## Your goal
How many lines of the entries below include the word "соответствие"? Answer with the number alone.

·····

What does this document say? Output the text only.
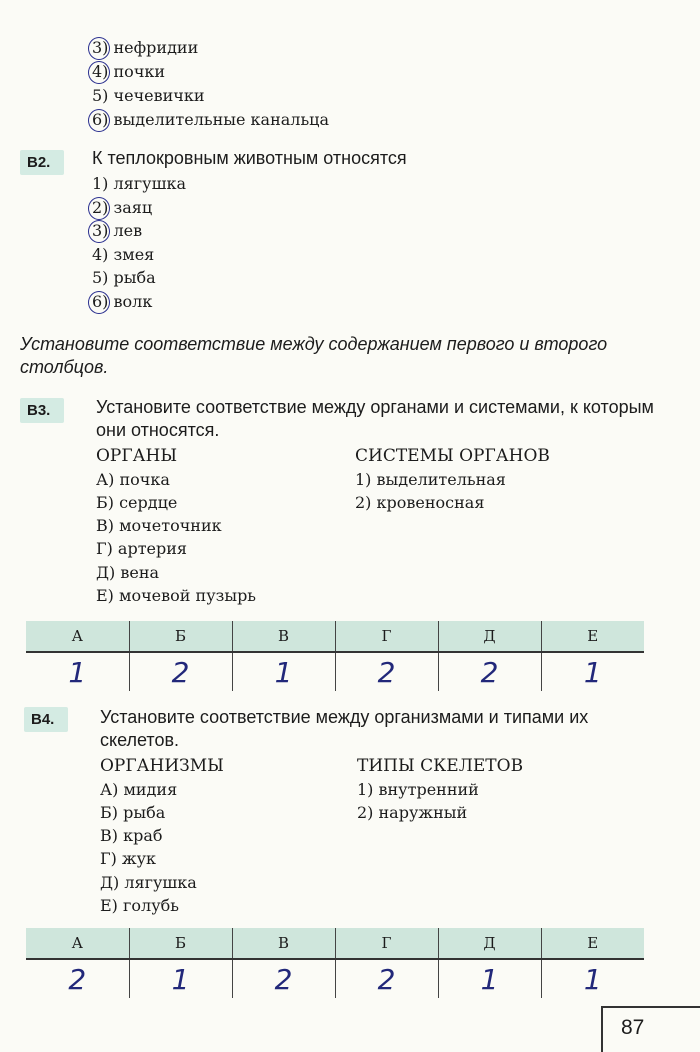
3) нефридии
4) почки
5) чечевички
6) выделительные канальца
В2.	К теплокровным животным относятся
1) лягушка
2) заяц
3) лев
4) змея
5) рыба
6) волк
Установите соответствие между содержанием первого и второго столбцов.
В3.	Установите соответствие между органами и системами, к которым они относятся.
ОРГАНЫ	СИСТЕМЫ ОРГАНОВ
А) почка
Б) сердце
В) мочеточник
Г) артерия
Д) вена
Е) мочевой пузырь
1) выделительная
2) кровеносная
А	Б	В	Г	Д	Е
1	2	1	2	2	1
В4.	Установите соответствие между организмами и типами их скелетов.
ОРГАНИЗМЫ	ТИПЫ СКЕЛЕТОВ
А) мидия
Б) рыба
В) краб
Г) жук
Д) лягушка
Е) голубь
1) внутренний
2) наружный
А	Б	В	Г	Д	Е
2	1	2	2	1	1
87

·····

## Completed exercise
3